start Dataset records
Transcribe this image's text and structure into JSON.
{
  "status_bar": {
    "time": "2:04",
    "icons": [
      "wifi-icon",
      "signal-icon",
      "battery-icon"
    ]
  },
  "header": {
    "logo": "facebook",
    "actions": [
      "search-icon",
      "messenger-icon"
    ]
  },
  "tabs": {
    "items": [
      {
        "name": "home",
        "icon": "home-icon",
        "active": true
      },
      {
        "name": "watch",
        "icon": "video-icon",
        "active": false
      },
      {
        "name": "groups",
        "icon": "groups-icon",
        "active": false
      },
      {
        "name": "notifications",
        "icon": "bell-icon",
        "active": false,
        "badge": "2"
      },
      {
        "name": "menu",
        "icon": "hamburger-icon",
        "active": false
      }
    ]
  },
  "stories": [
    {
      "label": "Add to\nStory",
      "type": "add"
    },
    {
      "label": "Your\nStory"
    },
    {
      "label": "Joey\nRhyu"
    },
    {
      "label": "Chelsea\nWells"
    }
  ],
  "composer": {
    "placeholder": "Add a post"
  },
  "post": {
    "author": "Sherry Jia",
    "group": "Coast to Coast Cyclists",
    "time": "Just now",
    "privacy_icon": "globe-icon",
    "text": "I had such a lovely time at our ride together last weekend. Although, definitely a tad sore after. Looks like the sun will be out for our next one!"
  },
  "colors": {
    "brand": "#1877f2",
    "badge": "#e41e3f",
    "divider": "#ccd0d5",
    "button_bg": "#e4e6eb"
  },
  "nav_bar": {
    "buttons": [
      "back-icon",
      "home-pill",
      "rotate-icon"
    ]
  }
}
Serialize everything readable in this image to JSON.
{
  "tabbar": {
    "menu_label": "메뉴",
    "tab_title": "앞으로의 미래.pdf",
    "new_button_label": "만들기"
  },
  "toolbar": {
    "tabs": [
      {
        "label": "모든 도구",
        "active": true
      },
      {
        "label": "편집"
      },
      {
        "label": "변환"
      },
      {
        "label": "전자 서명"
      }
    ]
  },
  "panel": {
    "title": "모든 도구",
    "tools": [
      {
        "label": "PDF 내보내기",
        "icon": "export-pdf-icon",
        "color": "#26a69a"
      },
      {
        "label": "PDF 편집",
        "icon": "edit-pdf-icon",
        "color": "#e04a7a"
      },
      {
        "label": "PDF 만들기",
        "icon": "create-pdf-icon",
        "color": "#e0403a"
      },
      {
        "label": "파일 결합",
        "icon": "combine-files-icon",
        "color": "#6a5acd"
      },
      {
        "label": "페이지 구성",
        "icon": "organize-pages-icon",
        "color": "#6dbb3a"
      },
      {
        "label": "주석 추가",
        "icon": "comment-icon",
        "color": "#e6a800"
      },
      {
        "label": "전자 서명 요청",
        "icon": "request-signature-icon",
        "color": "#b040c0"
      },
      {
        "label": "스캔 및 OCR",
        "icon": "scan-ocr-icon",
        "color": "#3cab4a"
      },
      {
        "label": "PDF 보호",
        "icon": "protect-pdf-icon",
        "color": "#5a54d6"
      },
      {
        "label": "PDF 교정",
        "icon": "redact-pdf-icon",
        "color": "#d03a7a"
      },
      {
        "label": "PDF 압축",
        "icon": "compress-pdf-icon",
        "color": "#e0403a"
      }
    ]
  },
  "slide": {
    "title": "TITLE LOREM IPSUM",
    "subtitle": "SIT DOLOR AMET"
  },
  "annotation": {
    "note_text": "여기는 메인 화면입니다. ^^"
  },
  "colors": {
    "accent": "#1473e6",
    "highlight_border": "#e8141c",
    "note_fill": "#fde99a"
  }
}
end Dataset records
## Aim
Quote every record above exactly.

## Exercise answer
Transcribe this image's text and structure into JSON.
{
  "status_bar": {
    "time": "2:04",
    "icons": [
      "wifi-icon",
      "signal-icon",
      "battery-icon"
    ]
  },
  "header": {
    "logo": "facebook",
    "actions": [
      "search-icon",
      "messenger-icon"
    ]
  },
  "tabs": {
    "items": [
      {
        "name": "home",
        "icon": "home-icon",
        "active": true
      },
      {
        "name": "watch",
        "icon": "video-icon",
        "active": false
      },
      {
        "name": "groups",
        "icon": "groups-icon",
        "active": false
      },
      {
        "name": "notifications",
        "icon": "bell-icon",
        "active": false,
        "badge": "2"
      },
      {
        "name": "menu",
        "icon": "hamburger-icon",
        "active": false
      }
    ]
  },
  "stories": [
    {
      "label": "Add to\nStory",
      "type": "add"
    },
    {
      "label": "Your\nStory"
    },
    {
      "label": "Joey\nRhyu"
    },
    {
      "label": "Chelsea\nWells"
    }
  ],
  "composer": {
    "placeholder": "Add a post"
  },
  "post": {
    "author": "Sherry Jia",
    "group": "Coast to Coast Cyclists",
    "time": "Just now",
    "privacy_icon": "globe-icon",
    "text": "I had such a lovely time at our ride together last weekend. Although, definitely a tad sore after. Looks like the sun will be out for our next one!"
  },
  "colors": {
    "brand": "#1877f2",
    "badge": "#e41e3f",
    "divider": "#ccd0d5",
    "button_bg": "#e4e6eb"
  },
  "nav_bar": {
    "buttons": [
      "back-icon",
      "home-pill",
      "rotate-icon"
    ]
  }
}
Serialize everything readable in this image to JSON.
{
  "tabbar": {
    "menu_label": "메뉴",
    "tab_title": "앞으로의 미래.pdf",
    "new_button_label": "만들기"
  },
  "toolbar": {
    "tabs": [
      {
        "label": "모든 도구",
        "active": true
      },
      {
        "label": "편집"
      },
      {
        "label": "변환"
      },
      {
        "label": "전자 서명"
      }
    ]
  },
  "panel": {
    "title": "모든 도구",
    "tools": [
      {
        "label": "PDF 내보내기",
        "icon": "export-pdf-icon",
        "color": "#26a69a"
      },
      {
        "label": "PDF 편집",
        "icon": "edit-pdf-icon",
        "color": "#e04a7a"
      },
      {
        "label": "PDF 만들기",
        "icon": "create-pdf-icon",
        "color": "#e0403a"
      },
      {
        "label": "파일 결합",
        "icon": "combine-files-icon",
        "color": "#6a5acd"
      },
      {
        "label": "페이지 구성",
        "icon": "organize-pages-icon",
        "color": "#6dbb3a"
      },
      {
        "label": "주석 추가",
        "icon": "comment-icon",
        "color": "#e6a800"
      },
      {
        "label": "전자 서명 요청",
        "icon": "request-signature-icon",
        "color": "#b040c0"
      },
      {
        "label": "스캔 및 OCR",
        "icon": "scan-ocr-icon",
        "color": "#3cab4a"
      },
      {
        "label": "PDF 보호",
        "icon": "protect-pdf-icon",
        "color": "#5a54d6"
      },
      {
        "label": "PDF 교정",
        "icon": "redact-pdf-icon",
        "color": "#d03a7a"
      },
      {
        "label": "PDF 압축",
        "icon": "compress-pdf-icon",
        "color": "#e0403a"
      }
    ]
  },
  "slide": {
    "title": "TITLE LOREM IPSUM",
    "subtitle": "SIT DOLOR AMET"
  },
  "annotation": {
    "note_text": "여기는 메인 화면입니다. ^^"
  },
  "colors": {
    "accent": "#1473e6",
    "highlight_border": "#e8141c",
    "note_fill": "#fde99a"
  }
}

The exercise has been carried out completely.